EXERCISE AIM:
Find every line in the records below that contains the word "заголовка", and copy each such line.

ENTRIES SUPPLIED:
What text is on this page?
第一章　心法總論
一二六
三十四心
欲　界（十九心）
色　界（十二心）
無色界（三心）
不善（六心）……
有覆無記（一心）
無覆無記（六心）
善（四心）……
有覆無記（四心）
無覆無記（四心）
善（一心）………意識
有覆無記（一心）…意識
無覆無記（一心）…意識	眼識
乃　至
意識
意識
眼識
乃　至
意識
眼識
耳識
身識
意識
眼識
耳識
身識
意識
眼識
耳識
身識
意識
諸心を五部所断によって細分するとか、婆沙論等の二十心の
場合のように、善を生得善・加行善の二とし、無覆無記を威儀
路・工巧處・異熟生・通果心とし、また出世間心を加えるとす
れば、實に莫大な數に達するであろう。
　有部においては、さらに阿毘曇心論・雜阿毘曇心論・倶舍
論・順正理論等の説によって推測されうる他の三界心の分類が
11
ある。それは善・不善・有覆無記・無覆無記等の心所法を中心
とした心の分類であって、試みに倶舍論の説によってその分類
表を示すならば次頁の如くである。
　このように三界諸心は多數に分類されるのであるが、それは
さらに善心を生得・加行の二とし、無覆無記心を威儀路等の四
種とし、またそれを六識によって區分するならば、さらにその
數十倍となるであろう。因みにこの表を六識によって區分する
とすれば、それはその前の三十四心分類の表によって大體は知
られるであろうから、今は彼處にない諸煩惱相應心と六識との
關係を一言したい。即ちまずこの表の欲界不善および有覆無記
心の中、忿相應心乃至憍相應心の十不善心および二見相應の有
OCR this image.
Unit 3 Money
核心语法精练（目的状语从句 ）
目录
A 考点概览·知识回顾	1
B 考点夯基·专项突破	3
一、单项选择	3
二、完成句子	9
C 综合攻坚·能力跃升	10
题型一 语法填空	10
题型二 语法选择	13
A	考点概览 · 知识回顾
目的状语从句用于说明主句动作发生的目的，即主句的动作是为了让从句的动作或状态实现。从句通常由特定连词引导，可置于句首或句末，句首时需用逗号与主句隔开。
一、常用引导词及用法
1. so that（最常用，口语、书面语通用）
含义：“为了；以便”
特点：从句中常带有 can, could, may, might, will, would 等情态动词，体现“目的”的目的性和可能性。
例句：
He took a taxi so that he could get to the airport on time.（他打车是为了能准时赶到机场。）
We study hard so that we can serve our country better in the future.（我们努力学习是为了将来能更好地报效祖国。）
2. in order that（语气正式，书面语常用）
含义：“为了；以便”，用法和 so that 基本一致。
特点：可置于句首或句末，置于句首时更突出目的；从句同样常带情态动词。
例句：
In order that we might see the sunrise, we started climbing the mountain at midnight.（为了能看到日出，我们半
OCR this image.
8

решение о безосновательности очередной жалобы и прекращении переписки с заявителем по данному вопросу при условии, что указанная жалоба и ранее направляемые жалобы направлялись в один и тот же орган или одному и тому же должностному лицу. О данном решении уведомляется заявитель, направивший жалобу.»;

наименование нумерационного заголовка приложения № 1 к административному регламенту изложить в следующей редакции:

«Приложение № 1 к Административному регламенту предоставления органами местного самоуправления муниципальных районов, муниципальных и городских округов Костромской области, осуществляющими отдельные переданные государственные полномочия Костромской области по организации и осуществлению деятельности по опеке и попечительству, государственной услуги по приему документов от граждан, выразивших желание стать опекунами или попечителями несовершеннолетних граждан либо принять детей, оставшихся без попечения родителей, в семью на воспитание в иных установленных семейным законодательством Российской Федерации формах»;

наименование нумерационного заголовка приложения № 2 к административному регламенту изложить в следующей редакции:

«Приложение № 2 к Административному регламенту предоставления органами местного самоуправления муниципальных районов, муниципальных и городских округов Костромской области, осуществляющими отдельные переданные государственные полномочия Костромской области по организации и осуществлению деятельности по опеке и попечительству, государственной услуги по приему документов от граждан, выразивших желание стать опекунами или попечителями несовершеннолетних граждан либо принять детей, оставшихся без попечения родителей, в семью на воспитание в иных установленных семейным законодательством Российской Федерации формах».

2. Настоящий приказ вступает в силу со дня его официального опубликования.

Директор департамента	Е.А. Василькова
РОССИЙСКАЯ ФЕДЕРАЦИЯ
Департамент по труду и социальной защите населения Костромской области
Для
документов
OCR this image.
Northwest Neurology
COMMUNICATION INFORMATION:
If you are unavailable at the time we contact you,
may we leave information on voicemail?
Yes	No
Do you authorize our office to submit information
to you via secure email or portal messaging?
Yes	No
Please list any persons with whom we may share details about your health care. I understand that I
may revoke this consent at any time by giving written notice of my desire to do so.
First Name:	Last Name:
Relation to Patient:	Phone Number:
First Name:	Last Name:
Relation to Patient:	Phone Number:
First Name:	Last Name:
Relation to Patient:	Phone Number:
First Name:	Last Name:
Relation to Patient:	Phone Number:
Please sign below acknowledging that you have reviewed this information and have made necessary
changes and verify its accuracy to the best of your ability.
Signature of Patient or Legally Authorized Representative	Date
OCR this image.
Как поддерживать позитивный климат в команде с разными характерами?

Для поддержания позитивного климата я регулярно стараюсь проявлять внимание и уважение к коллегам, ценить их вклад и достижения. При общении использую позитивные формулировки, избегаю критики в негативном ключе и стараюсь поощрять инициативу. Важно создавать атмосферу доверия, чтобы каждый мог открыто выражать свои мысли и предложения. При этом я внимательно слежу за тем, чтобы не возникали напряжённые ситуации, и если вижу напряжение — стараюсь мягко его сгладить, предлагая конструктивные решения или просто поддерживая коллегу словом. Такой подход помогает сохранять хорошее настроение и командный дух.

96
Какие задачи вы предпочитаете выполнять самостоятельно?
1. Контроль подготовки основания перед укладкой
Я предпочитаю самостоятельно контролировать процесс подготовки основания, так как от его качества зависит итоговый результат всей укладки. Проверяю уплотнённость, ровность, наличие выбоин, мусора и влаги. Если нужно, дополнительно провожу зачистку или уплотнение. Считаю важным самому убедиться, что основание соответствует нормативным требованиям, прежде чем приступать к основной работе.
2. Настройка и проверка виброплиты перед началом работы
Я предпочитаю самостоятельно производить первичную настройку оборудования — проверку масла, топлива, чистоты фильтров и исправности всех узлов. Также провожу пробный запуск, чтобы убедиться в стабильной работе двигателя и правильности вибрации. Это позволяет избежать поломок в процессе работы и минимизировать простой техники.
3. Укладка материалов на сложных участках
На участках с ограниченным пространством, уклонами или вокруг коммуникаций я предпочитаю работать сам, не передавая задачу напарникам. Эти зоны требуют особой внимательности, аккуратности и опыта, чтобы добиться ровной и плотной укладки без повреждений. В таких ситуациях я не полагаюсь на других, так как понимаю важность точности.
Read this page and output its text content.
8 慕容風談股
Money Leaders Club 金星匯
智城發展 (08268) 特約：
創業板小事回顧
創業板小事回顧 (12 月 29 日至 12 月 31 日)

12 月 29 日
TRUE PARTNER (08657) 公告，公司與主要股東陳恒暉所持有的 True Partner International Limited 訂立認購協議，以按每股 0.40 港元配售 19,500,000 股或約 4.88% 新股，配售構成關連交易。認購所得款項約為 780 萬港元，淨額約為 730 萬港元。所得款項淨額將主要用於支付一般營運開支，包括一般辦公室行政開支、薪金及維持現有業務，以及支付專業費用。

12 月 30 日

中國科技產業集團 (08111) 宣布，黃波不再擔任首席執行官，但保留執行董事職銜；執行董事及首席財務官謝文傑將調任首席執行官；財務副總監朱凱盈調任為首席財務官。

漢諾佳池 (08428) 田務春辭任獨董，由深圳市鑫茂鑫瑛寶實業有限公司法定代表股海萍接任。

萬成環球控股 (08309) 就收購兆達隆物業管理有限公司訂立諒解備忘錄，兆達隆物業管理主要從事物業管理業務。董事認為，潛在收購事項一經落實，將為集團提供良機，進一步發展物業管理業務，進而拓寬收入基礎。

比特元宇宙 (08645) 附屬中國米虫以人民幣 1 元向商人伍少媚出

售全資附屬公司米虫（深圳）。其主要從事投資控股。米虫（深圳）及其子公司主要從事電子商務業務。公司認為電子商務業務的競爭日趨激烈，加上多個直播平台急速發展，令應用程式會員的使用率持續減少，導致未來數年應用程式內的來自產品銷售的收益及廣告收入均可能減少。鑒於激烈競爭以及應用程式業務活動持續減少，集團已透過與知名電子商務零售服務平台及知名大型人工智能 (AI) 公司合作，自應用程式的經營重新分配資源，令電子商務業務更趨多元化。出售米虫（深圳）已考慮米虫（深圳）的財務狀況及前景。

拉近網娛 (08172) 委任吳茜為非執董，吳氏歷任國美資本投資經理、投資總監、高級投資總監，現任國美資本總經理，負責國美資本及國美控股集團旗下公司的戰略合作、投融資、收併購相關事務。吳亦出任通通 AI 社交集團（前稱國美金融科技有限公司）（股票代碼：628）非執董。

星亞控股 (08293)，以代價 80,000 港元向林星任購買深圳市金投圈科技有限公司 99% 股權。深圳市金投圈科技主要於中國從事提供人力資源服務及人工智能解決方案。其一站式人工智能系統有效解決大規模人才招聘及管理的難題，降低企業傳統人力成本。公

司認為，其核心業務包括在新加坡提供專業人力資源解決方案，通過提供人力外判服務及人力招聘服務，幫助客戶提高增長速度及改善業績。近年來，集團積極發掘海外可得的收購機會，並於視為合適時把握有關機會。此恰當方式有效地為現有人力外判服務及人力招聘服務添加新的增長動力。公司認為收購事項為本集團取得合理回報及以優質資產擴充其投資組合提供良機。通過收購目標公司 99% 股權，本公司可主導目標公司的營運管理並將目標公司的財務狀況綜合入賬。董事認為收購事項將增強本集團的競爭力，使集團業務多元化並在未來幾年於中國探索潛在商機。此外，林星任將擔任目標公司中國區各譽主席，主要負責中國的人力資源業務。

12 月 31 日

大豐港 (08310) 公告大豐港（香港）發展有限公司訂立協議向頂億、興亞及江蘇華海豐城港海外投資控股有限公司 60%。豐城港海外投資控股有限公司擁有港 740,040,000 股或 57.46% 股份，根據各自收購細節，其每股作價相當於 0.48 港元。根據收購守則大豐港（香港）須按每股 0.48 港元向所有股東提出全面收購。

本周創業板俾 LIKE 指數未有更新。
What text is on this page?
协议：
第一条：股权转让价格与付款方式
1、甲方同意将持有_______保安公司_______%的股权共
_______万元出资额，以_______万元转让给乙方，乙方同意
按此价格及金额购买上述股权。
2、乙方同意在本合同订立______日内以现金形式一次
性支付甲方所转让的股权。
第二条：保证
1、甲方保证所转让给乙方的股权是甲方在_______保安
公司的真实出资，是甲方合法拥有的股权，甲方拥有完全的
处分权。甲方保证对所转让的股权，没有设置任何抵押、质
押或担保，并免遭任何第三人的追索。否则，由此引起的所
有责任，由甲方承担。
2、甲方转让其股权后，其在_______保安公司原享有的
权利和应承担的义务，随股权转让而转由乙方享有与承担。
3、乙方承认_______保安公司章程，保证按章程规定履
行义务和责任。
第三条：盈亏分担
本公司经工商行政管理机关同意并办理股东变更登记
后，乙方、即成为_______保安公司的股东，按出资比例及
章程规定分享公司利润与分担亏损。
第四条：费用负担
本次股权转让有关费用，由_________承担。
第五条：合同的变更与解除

EXERCISE SOLUTION:
наименование нумерационного заголовка приложения № 1 к административному регламенту изложить в следующей редакции:
наименование нумерационного заголовка приложения № 2 к административному регламенту изложить в следующей редакции:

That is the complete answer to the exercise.